- **TO DO**
Here are some records. Copy each one exactly.

- **SUPPLIED INFORMATION**
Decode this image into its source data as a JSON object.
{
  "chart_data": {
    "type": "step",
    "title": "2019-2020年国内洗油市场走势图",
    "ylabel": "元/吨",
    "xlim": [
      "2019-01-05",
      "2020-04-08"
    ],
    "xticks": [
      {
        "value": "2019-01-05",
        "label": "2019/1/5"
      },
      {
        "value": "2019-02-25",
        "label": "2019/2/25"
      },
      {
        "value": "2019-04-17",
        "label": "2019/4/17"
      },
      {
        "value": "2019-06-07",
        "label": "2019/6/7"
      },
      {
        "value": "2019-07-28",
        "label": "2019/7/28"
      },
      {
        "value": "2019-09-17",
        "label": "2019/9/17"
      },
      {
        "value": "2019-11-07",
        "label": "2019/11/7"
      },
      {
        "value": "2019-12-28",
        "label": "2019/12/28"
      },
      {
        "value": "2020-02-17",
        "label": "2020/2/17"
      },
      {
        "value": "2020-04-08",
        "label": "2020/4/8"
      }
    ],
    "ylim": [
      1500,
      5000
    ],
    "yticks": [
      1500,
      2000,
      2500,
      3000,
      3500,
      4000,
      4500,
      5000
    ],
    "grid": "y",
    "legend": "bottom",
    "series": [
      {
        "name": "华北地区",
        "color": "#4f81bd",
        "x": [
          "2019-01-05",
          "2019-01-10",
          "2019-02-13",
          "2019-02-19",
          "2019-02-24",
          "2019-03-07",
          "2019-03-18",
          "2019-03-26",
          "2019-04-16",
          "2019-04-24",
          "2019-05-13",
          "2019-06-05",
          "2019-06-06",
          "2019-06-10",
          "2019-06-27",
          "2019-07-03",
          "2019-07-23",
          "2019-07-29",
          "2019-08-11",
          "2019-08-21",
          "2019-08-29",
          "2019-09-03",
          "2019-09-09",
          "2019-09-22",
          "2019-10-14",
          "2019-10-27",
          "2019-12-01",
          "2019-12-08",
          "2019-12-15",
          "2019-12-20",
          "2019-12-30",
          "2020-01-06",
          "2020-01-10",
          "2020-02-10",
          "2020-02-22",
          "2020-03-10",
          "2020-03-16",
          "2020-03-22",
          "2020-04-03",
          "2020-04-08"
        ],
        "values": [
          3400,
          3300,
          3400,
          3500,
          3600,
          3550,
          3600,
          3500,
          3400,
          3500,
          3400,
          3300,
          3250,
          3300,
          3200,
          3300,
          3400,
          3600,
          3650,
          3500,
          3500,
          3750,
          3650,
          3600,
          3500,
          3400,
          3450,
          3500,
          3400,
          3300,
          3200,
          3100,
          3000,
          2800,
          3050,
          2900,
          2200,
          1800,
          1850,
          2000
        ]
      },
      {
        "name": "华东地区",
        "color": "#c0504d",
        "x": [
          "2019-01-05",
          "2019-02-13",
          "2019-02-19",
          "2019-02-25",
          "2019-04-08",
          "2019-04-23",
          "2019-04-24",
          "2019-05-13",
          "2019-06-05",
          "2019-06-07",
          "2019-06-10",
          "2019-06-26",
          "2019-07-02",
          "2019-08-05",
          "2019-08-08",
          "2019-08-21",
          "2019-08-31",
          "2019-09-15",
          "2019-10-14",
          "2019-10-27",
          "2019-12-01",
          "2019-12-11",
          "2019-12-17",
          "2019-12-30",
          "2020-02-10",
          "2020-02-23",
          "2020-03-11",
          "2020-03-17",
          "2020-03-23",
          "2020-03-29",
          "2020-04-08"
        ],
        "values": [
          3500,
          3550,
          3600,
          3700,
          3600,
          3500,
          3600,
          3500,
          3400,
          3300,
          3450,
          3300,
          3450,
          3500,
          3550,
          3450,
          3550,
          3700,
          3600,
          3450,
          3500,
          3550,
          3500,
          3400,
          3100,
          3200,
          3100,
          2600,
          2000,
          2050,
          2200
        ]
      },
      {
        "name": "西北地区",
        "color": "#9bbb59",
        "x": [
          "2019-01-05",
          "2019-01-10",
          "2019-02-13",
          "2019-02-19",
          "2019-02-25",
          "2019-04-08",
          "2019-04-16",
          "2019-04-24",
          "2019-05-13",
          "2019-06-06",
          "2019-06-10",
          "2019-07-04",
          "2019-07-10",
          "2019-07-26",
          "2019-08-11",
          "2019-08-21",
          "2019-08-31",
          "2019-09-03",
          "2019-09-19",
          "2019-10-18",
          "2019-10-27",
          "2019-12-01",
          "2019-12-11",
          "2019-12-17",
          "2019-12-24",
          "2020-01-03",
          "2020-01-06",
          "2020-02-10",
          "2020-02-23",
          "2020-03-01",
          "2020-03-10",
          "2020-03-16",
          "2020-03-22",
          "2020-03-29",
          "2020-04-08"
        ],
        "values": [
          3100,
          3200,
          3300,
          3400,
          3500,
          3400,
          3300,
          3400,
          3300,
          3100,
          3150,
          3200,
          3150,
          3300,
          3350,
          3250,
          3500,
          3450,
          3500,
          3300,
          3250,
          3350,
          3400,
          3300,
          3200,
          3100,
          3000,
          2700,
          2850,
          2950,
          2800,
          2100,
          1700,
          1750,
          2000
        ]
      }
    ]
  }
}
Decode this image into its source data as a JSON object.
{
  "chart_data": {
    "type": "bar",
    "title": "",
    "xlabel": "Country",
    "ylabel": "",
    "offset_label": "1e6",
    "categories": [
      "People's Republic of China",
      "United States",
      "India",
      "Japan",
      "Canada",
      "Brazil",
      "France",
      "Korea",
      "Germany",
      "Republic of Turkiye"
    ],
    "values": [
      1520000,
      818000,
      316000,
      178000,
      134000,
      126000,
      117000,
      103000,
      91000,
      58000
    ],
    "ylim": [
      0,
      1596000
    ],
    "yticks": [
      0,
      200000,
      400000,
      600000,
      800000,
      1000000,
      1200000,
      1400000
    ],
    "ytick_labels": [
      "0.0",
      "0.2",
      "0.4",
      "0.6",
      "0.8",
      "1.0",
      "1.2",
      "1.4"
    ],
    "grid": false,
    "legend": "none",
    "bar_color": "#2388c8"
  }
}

- **ANSWER FOR THE TASK**
Decode this image into its source data as a JSON object.
{
  "chart_data": {
    "type": "step",
    "title": "2019-2020年国内洗油市场走势图",
    "ylabel": "元/吨",
    "xlim": [
      "2019-01-05",
      "2020-04-08"
    ],
    "xticks": [
      {
        "value": "2019-01-05",
        "label": "2019/1/5"
      },
      {
        "value": "2019-02-25",
        "label": "2019/2/25"
      },
      {
        "value": "2019-04-17",
        "label": "2019/4/17"
      },
      {
        "value": "2019-06-07",
        "label": "2019/6/7"
      },
      {
        "value": "2019-07-28",
        "label": "2019/7/28"
      },
      {
        "value": "2019-09-17",
        "label": "2019/9/17"
      },
      {
        "value": "2019-11-07",
        "label": "2019/11/7"
      },
      {
        "value": "2019-12-28",
        "label": "2019/12/28"
      },
      {
        "value": "2020-02-17",
        "label": "2020/2/17"
      },
      {
        "value": "2020-04-08",
        "label": "2020/4/8"
      }
    ],
    "ylim": [
      1500,
      5000
    ],
    "yticks": [
      1500,
      2000,
      2500,
      3000,
      3500,
      4000,
      4500,
      5000
    ],
    "grid": "y",
    "legend": "bottom",
    "series": [
      {
        "name": "华北地区",
        "color": "#4f81bd",
        "x": [
          "2019-01-05",
          "2019-01-10",
          "2019-02-13",
          "2019-02-19",
          "2019-02-24",
          "2019-03-07",
          "2019-03-18",
          "2019-03-26",
          "2019-04-16",
          "2019-04-24",
          "2019-05-13",
          "2019-06-05",
          "2019-06-06",
          "2019-06-10",
          "2019-06-27",
          "2019-07-03",
          "2019-07-23",
          "2019-07-29",
          "2019-08-11",
          "2019-08-21",
          "2019-08-29",
          "2019-09-03",
          "2019-09-09",
          "2019-09-22",
          "2019-10-14",
          "2019-10-27",
          "2019-12-01",
          "2019-12-08",
          "2019-12-15",
          "2019-12-20",
          "2019-12-30",
          "2020-01-06",
          "2020-01-10",
          "2020-02-10",
          "2020-02-22",
          "2020-03-10",
          "2020-03-16",
          "2020-03-22",
          "2020-04-03",
          "2020-04-08"
        ],
        "values": [
          3400,
          3300,
          3400,
          3500,
          3600,
          3550,
          3600,
          3500,
          3400,
          3500,
          3400,
          3300,
          3250,
          3300,
          3200,
          3300,
          3400,
          3600,
          3650,
          3500,
          3500,
          3750,
          3650,
          3600,
          3500,
          3400,
          3450,
          3500,
          3400,
          3300,
          3200,
          3100,
          3000,
          2800,
          3050,
          2900,
          2200,
          1800,
          1850,
          2000
        ]
      },
      {
        "name": "华东地区",
        "color": "#c0504d",
        "x": [
          "2019-01-05",
          "2019-02-13",
          "2019-02-19",
          "2019-02-25",
          "2019-04-08",
          "2019-04-23",
          "2019-04-24",
          "2019-05-13",
          "2019-06-05",
          "2019-06-07",
          "2019-06-10",
          "2019-06-26",
          "2019-07-02",
          "2019-08-05",
          "2019-08-08",
          "2019-08-21",
          "2019-08-31",
          "2019-09-15",
          "2019-10-14",
          "2019-10-27",
          "2019-12-01",
          "2019-12-11",
          "2019-12-17",
          "2019-12-30",
          "2020-02-10",
          "2020-02-23",
          "2020-03-11",
          "2020-03-17",
          "2020-03-23",
          "2020-03-29",
          "2020-04-08"
        ],
        "values": [
          3500,
          3550,
          3600,
          3700,
          3600,
          3500,
          3600,
          3500,
          3400,
          3300,
          3450,
          3300,
          3450,
          3500,
          3550,
          3450,
          3550,
          3700,
          3600,
          3450,
          3500,
          3550,
          3500,
          3400,
          3100,
          3200,
          3100,
          2600,
          2000,
          2050,
          2200
        ]
      },
      {
        "name": "西北地区",
        "color": "#9bbb59",
        "x": [
          "2019-01-05",
          "2019-01-10",
          "2019-02-13",
          "2019-02-19",
          "2019-02-25",
          "2019-04-08",
          "2019-04-16",
          "2019-04-24",
          "2019-05-13",
          "2019-06-06",
          "2019-06-10",
          "2019-07-04",
          "2019-07-10",
          "2019-07-26",
          "2019-08-11",
          "2019-08-21",
          "2019-08-31",
          "2019-09-03",
          "2019-09-19",
          "2019-10-18",
          "2019-10-27",
          "2019-12-01",
          "2019-12-11",
          "2019-12-17",
          "2019-12-24",
          "2020-01-03",
          "2020-01-06",
          "2020-02-10",
          "2020-02-23",
          "2020-03-01",
          "2020-03-10",
          "2020-03-16",
          "2020-03-22",
          "2020-03-29",
          "2020-04-08"
        ],
        "values": [
          3100,
          3200,
          3300,
          3400,
          3500,
          3400,
          3300,
          3400,
          3300,
          3100,
          3150,
          3200,
          3150,
          3300,
          3350,
          3250,
          3500,
          3450,
          3500,
          3300,
          3250,
          3350,
          3400,
          3300,
          3200,
          3100,
          3000,
          2700,
          2850,
          2950,
          2800,
          2100,
          1700,
          1750,
          2000
        ]
      }
    ]
  }
}
Decode this image into its source data as a JSON object.
{
  "chart_data": {
    "type": "bar",
    "title": "",
    "xlabel": "Country",
    "ylabel": "",
    "offset_label": "1e6",
    "categories": [
      "People's Republic of China",
      "United States",
      "India",
      "Japan",
      "Canada",
      "Brazil",
      "France",
      "Korea",
      "Germany",
      "Republic of Turkiye"
    ],
    "values": [
      1520000,
      818000,
      316000,
      178000,
      134000,
      126000,
      117000,
      103000,
      91000,
      58000
    ],
    "ylim": [
      0,
      1596000
    ],
    "yticks": [
      0,
      200000,
      400000,
      600000,
      800000,
      1000000,
      1200000,
      1400000
    ],
    "ytick_labels": [
      "0.0",
      "0.2",
      "0.4",
      "0.6",
      "0.8",
      "1.0",
      "1.2",
      "1.4"
    ],
    "grid": false,
    "legend": "none",
    "bar_color": "#2388c8"
  }
}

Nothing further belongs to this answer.